# [EXERCISE PROMPT]
Using the records below, locate all lines containing "polyfills" and return them.

# [RECORDS SHOWN]
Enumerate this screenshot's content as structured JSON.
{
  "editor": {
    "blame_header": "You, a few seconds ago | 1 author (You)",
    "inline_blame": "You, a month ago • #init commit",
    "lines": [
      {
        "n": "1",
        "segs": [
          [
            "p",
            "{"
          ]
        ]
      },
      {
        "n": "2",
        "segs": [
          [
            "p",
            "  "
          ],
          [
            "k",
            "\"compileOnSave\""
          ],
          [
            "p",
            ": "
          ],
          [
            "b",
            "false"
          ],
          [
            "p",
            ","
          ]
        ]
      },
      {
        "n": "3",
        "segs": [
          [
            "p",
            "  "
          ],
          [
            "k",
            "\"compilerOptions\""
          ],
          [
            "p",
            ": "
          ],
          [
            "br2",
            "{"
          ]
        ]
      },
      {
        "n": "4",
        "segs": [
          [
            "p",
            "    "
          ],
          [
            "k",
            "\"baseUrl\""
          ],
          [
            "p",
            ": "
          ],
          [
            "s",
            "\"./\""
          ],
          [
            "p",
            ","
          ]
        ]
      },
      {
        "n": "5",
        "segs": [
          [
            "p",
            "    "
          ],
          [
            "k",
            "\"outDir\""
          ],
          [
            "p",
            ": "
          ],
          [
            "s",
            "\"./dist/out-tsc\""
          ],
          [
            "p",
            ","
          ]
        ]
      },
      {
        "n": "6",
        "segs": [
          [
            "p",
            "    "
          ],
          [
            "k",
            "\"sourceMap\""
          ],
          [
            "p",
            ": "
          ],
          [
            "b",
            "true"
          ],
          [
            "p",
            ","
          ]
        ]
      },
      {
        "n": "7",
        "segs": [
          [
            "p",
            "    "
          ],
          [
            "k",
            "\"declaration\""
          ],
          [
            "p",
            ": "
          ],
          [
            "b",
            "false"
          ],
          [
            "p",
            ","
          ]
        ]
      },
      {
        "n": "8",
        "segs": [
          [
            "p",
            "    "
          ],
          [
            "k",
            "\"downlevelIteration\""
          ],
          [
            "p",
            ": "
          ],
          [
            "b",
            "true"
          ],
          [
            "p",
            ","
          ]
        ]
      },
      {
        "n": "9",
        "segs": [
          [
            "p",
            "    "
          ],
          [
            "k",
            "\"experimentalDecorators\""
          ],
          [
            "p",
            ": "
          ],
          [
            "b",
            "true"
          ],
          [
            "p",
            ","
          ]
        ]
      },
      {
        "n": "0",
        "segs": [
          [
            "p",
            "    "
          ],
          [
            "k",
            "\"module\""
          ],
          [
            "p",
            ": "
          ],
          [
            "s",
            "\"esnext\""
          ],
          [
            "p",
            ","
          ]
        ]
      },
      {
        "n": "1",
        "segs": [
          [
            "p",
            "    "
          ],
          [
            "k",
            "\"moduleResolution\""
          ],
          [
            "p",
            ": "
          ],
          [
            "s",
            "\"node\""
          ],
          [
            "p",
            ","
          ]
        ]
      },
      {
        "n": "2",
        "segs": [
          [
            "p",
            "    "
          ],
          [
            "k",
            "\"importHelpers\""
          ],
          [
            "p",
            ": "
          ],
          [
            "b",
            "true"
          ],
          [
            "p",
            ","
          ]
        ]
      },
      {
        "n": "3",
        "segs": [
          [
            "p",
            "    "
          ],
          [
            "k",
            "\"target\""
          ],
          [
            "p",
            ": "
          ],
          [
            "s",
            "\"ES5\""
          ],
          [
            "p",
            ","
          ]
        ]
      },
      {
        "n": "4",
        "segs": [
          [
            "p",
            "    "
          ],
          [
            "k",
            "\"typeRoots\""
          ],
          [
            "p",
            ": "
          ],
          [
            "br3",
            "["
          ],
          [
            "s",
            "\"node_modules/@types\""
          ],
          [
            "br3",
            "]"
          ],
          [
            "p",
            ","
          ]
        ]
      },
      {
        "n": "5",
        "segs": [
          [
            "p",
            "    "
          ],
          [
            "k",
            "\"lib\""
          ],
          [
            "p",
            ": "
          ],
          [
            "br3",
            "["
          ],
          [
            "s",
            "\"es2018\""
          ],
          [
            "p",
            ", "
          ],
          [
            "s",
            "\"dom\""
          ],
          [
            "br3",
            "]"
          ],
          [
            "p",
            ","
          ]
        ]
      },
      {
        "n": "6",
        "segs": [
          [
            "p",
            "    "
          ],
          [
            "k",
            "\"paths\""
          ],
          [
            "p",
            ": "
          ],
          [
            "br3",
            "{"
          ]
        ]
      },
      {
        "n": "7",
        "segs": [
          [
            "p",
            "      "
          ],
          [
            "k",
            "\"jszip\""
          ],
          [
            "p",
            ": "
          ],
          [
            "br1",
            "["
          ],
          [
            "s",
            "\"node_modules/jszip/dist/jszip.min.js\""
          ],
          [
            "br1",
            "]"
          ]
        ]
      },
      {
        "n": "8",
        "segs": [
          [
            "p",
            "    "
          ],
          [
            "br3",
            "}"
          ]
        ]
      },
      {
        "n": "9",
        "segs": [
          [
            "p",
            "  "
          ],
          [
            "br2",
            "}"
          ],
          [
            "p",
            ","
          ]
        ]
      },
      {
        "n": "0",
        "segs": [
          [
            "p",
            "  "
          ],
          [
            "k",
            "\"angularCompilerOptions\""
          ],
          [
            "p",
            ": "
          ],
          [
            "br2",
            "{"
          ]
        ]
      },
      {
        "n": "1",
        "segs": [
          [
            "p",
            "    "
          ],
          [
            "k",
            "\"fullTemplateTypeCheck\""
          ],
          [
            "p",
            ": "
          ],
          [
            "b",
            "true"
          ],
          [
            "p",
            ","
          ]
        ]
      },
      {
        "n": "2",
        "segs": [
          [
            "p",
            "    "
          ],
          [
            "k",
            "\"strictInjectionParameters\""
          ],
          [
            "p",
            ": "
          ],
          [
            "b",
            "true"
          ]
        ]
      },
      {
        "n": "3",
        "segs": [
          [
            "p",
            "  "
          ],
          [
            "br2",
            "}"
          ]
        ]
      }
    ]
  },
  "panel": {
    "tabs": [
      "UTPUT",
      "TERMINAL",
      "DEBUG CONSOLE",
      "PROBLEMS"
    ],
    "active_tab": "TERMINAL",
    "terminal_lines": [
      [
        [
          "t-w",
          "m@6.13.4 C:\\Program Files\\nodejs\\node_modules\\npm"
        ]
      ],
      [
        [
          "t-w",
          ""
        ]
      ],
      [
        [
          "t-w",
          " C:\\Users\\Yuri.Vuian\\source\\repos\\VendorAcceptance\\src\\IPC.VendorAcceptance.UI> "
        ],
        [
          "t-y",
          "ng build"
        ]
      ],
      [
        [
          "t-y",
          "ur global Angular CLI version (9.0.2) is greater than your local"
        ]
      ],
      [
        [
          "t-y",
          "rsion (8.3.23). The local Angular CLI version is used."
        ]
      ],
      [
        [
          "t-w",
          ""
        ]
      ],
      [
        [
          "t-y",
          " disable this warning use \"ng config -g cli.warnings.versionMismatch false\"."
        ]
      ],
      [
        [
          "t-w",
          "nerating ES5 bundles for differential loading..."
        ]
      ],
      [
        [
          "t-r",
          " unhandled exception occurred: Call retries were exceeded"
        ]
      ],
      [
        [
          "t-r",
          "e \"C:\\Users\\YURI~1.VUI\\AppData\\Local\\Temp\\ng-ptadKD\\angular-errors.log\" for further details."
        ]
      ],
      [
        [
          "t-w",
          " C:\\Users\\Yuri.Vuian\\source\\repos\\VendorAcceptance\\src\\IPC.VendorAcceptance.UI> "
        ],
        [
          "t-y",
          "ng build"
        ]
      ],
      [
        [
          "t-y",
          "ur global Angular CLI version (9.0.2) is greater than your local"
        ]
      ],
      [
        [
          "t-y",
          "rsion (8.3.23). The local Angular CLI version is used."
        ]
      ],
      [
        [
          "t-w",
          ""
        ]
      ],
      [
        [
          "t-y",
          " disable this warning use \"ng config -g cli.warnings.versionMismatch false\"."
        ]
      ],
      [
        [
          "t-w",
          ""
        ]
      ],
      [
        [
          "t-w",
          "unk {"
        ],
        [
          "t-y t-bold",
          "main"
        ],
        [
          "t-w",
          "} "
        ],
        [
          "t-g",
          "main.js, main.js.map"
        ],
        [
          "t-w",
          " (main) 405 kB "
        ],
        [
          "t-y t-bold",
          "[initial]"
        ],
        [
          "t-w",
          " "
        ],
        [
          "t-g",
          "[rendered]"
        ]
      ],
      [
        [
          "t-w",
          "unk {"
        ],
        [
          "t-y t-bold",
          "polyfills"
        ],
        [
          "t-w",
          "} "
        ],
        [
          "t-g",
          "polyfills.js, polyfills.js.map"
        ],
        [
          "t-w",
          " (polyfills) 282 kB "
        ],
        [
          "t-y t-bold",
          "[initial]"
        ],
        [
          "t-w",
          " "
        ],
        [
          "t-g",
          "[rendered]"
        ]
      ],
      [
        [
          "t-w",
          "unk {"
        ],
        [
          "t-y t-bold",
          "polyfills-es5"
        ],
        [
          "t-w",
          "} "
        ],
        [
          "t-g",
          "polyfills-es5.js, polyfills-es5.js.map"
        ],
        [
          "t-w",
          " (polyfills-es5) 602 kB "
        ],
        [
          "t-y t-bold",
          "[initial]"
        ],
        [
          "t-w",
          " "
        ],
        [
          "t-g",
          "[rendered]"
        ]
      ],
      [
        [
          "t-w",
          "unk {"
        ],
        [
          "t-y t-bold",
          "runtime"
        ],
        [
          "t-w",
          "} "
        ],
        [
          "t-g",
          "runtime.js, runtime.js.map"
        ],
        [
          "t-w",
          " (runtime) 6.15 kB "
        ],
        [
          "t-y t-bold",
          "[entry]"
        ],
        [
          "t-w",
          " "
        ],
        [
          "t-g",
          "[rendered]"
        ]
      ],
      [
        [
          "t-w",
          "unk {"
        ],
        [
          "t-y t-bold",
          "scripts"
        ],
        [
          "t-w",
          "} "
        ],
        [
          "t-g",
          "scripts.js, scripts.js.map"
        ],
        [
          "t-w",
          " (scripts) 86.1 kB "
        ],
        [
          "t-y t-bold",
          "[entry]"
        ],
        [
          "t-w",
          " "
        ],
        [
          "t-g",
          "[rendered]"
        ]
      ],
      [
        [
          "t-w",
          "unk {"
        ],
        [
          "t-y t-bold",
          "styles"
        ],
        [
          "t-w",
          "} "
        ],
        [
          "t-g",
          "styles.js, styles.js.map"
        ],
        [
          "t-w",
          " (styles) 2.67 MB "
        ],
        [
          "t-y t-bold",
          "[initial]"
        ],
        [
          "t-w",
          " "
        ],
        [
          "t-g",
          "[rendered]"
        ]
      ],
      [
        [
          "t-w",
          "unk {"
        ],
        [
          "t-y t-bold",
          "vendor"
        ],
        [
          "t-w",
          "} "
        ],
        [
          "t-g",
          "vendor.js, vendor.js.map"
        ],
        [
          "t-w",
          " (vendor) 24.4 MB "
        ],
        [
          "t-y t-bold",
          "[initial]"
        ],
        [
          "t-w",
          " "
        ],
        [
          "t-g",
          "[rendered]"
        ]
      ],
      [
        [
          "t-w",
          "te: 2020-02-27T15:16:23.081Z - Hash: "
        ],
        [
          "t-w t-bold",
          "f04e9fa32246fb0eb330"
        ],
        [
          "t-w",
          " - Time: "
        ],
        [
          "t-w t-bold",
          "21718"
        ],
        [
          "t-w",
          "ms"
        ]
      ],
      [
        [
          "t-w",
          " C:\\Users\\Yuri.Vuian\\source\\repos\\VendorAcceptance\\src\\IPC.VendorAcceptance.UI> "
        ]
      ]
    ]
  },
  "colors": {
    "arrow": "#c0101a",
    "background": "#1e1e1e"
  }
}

# [SOLUTION]
          "polyfills"
          "polyfills.js, polyfills.js.map"
          " (polyfills) 282 kB "
          "polyfills-es5"
          "polyfills-es5.js, polyfills-es5.js.map"
          " (polyfills-es5) 602 kB "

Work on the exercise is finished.